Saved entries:
◆ ◆ ◆ ◆ ◆ ◆ ◆
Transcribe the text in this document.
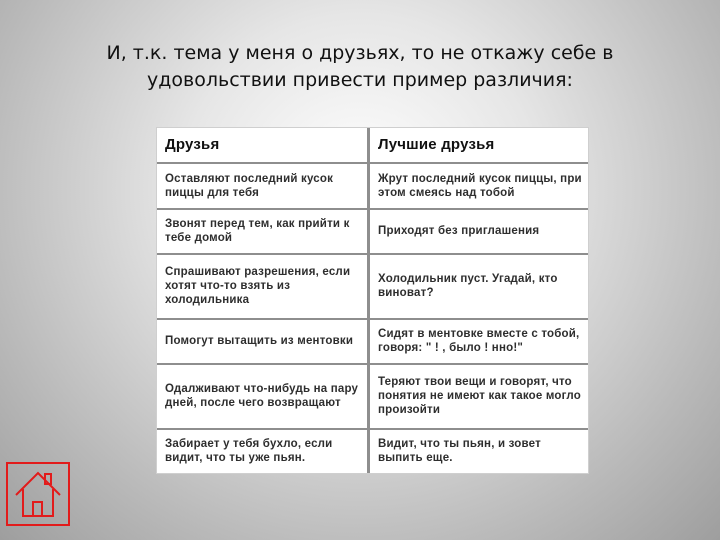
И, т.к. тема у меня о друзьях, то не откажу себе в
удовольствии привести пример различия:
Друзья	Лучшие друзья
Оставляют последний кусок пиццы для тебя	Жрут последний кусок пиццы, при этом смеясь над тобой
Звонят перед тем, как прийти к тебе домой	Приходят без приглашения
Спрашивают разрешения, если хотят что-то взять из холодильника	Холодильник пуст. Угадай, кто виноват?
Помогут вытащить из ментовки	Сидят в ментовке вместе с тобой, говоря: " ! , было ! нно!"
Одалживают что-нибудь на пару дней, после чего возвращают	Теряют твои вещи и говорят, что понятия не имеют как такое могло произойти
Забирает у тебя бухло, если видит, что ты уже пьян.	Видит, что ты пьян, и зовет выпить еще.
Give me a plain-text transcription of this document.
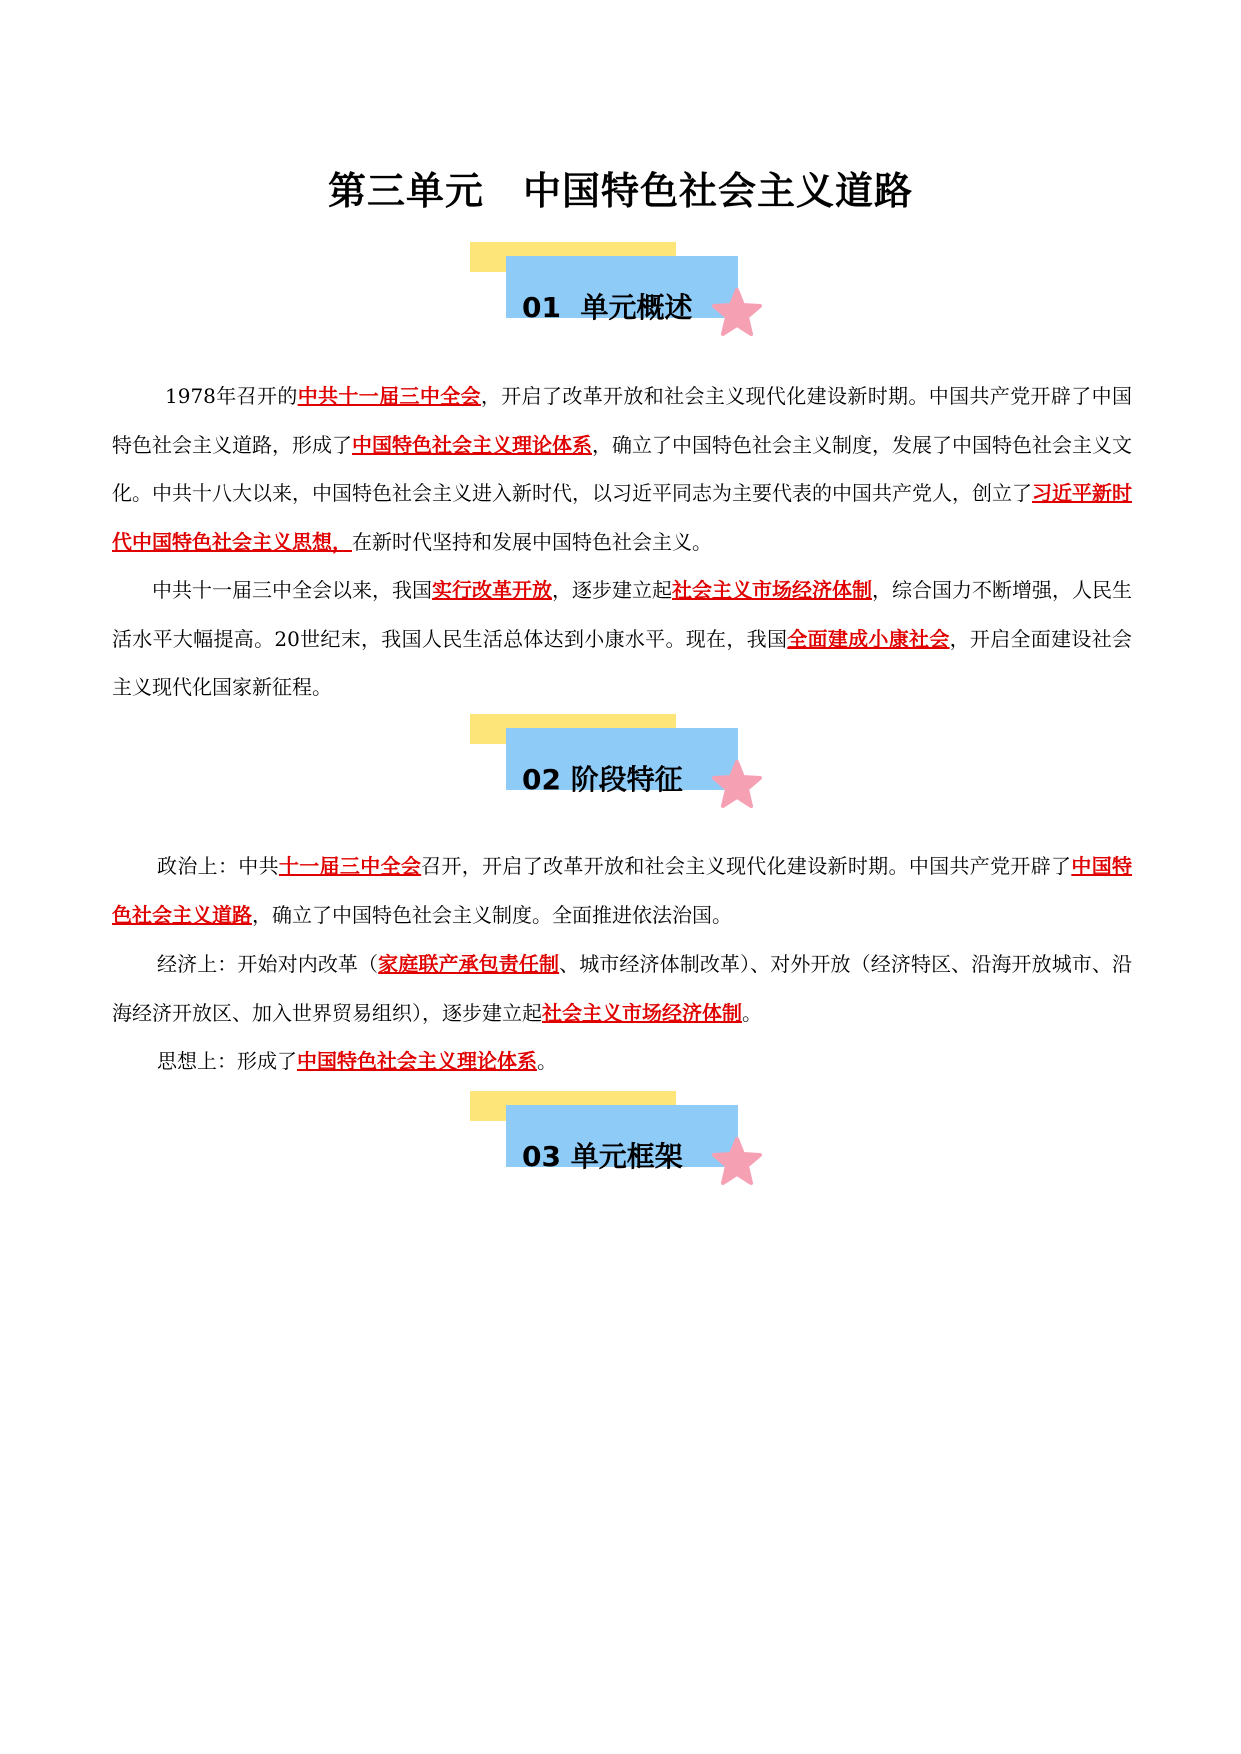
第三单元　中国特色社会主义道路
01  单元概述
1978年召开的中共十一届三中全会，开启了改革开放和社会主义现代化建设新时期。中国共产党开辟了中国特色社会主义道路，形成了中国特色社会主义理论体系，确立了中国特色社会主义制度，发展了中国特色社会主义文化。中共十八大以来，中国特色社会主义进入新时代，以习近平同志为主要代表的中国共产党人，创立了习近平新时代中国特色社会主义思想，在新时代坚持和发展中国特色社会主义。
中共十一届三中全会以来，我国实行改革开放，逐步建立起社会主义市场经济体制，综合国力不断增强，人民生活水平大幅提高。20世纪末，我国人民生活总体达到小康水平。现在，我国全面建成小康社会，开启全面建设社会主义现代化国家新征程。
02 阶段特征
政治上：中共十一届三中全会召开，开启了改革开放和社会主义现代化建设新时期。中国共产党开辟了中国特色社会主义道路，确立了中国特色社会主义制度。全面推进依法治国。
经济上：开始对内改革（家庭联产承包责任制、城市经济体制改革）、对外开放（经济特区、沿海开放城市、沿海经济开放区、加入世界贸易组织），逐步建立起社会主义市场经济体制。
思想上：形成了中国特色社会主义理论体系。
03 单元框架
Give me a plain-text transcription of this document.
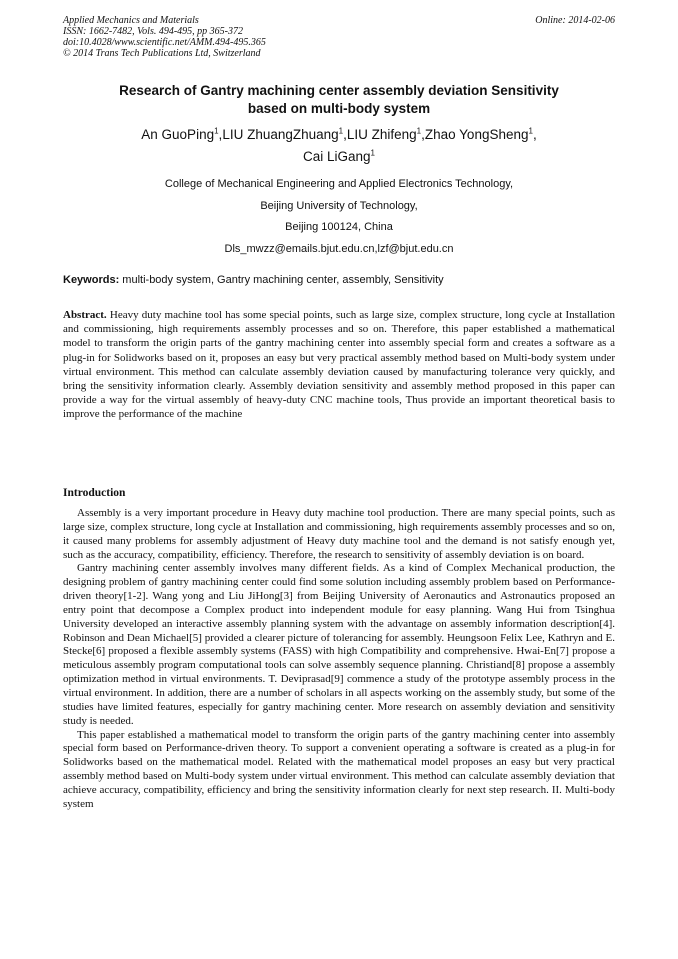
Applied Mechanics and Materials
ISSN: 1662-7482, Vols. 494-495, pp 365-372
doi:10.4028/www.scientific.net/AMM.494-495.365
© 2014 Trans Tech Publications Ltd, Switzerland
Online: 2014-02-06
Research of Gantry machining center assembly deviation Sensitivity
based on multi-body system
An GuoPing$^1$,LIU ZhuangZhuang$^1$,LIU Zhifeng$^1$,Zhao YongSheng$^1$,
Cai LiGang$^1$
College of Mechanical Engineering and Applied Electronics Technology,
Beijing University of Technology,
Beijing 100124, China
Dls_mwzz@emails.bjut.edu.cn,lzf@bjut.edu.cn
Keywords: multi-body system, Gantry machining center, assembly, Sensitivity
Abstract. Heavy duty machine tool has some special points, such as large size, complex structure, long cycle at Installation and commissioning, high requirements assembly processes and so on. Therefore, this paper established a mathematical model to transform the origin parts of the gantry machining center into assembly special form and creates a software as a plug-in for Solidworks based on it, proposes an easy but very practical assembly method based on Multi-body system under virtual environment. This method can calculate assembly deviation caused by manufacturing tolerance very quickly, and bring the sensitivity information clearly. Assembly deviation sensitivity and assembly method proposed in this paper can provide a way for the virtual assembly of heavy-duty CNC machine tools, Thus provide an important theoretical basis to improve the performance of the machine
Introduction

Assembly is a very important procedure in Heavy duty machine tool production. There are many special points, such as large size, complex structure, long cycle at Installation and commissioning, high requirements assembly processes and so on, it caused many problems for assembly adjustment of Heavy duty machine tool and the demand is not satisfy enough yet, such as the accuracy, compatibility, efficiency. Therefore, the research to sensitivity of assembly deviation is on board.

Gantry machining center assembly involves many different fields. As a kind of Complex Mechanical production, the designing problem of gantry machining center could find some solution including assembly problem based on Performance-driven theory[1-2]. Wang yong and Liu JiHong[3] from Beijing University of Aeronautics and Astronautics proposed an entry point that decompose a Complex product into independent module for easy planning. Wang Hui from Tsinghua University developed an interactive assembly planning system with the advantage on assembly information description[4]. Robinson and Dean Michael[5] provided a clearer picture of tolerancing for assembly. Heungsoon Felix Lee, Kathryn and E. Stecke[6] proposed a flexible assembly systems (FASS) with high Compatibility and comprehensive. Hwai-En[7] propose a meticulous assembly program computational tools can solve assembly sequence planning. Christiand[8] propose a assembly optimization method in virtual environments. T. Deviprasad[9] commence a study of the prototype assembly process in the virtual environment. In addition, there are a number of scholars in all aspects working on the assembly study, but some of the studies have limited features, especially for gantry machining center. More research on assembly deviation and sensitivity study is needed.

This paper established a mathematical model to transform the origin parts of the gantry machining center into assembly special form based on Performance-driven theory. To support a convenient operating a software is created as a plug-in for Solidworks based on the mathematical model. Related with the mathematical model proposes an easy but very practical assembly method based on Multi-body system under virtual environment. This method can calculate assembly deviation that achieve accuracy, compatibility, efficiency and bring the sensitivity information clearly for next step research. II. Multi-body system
◆ ◆ ◆ ◆ ◆ ◆ ◆
Stated problem: Only lines holding the string "тебя" are wanted; gather each one from the entries above.

Answer to this exercise:
Оставляют последний кусок пиццы для тебя	Жрут последний кусок пиццы, при этом смеясь над тобой
Забирает у тебя бухло, если видит, что ты уже пьян.	Видит, что ты пьян, и зовет выпить еще.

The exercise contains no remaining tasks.